PROBLEM DETAILS: Single out the lines that include the word "Marx". Copy them.

Figure record extracts
--- begin ---

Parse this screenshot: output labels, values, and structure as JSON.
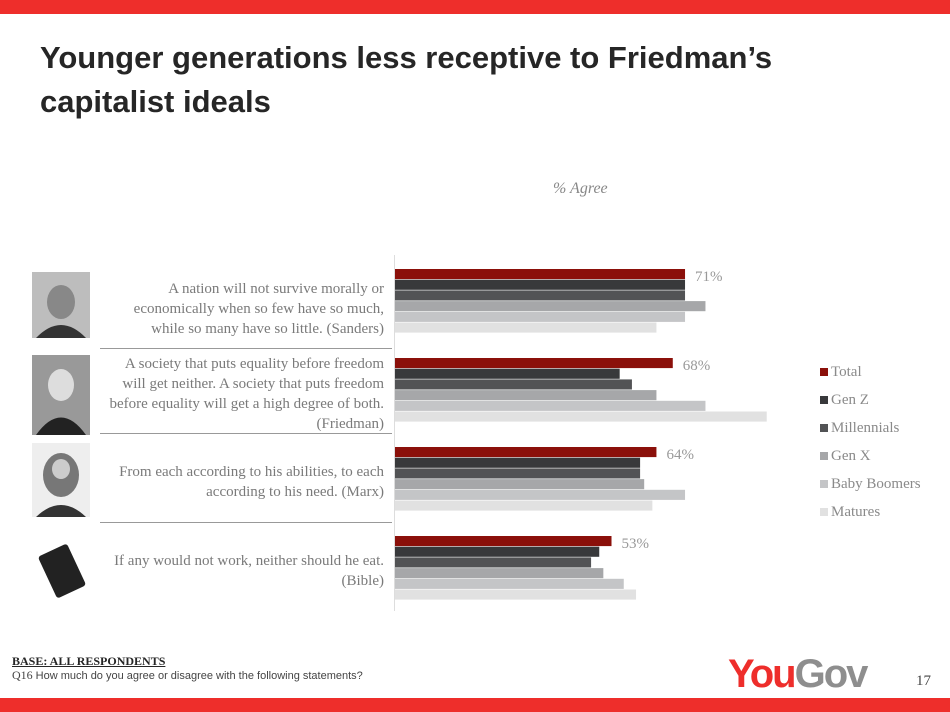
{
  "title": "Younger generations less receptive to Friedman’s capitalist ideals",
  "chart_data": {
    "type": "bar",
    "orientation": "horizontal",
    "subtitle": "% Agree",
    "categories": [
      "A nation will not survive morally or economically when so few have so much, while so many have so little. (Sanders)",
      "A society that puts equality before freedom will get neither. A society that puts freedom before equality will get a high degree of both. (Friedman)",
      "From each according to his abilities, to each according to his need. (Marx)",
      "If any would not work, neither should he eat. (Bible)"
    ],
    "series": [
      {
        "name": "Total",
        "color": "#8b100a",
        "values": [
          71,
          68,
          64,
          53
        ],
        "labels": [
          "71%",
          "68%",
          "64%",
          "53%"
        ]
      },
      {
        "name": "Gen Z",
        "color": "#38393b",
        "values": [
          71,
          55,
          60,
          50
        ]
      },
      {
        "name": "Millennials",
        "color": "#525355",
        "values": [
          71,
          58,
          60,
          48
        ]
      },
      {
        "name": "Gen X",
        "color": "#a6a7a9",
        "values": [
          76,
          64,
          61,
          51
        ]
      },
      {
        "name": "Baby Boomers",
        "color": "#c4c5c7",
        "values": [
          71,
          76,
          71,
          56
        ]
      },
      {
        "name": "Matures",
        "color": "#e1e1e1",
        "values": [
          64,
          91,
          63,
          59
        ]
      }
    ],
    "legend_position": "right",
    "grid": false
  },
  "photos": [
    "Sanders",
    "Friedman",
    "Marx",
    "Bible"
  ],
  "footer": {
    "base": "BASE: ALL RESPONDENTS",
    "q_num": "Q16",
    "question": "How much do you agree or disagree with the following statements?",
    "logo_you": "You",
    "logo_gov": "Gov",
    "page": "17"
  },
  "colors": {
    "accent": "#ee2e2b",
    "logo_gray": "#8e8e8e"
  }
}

--- end ---
--- begin ---

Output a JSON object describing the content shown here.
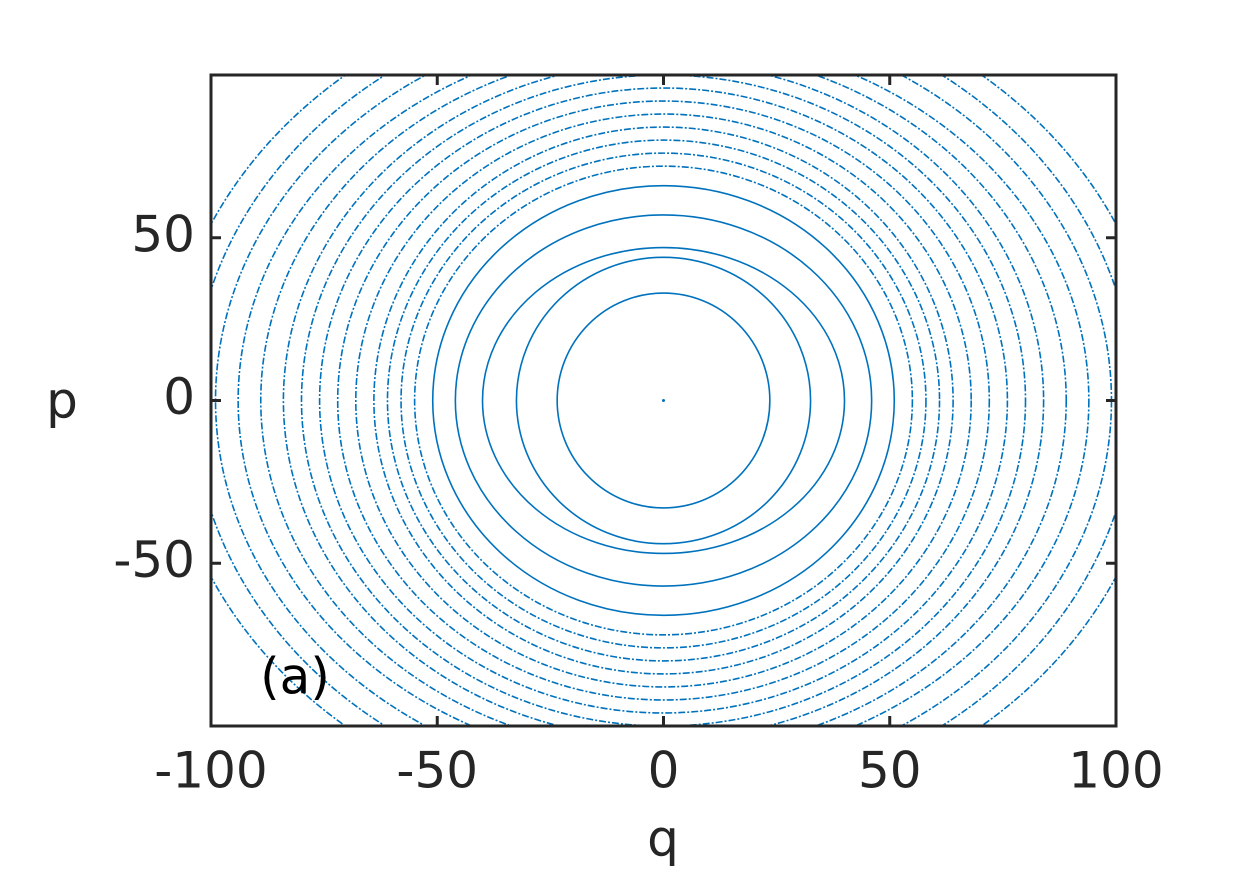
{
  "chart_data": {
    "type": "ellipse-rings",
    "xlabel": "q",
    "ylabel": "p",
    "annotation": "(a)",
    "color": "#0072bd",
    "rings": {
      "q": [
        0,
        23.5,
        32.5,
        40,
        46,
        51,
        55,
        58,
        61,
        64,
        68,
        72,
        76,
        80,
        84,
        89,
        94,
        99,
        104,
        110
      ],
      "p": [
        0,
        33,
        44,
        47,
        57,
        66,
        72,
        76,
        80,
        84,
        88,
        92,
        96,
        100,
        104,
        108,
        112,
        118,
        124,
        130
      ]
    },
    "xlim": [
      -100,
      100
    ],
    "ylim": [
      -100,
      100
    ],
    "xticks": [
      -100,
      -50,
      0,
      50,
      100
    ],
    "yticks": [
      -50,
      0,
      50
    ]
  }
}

--- end ---

RESULT OF THE TASK:
      "From each according to his abilities, to each according to his need. (Marx)",
    "Marx",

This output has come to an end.